Go through the records below line by line. Count the lines with "داوری" and give the count alone.

———

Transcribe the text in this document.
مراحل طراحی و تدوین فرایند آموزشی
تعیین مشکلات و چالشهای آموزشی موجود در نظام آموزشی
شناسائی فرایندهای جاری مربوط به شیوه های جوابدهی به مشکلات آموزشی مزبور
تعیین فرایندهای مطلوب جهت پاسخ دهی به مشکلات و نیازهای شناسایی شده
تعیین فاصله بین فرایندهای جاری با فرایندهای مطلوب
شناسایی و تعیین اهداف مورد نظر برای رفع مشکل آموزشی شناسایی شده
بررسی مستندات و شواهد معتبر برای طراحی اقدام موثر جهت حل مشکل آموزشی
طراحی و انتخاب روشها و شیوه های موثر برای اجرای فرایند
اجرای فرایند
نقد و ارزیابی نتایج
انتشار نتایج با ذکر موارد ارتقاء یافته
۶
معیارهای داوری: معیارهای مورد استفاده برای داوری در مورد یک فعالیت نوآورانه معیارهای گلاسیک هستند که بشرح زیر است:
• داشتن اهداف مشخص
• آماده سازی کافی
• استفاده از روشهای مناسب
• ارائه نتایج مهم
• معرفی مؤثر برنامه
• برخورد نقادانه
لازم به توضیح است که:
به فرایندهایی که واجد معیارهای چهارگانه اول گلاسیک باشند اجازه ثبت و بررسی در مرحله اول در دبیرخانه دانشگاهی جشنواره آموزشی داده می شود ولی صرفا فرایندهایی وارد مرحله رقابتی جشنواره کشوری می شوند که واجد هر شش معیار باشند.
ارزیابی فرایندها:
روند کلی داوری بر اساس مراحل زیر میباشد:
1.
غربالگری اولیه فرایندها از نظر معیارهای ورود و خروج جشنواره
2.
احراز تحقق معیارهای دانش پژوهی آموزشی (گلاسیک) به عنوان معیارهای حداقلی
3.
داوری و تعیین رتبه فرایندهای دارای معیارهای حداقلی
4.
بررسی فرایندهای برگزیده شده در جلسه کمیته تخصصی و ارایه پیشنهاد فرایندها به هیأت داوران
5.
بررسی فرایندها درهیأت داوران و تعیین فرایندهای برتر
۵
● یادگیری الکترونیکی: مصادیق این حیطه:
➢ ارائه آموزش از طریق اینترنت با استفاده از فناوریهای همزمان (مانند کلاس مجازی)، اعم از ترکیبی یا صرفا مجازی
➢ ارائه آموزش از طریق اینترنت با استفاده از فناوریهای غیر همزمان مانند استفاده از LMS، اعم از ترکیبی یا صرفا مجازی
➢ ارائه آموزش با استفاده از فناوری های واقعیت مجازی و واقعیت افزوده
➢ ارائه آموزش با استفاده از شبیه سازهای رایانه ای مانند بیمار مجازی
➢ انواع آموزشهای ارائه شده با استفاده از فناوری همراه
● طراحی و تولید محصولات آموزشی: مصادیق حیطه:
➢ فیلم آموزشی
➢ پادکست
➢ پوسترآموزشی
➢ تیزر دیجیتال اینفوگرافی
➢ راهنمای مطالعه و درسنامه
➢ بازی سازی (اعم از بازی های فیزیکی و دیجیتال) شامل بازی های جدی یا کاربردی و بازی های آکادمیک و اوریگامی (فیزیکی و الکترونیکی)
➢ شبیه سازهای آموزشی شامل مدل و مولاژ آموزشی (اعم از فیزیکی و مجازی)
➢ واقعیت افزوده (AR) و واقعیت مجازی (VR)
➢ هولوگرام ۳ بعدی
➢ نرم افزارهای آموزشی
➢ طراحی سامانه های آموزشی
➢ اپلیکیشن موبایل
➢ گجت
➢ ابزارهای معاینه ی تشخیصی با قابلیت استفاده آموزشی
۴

———

*ANSWER TO THIS PROBLEM*
3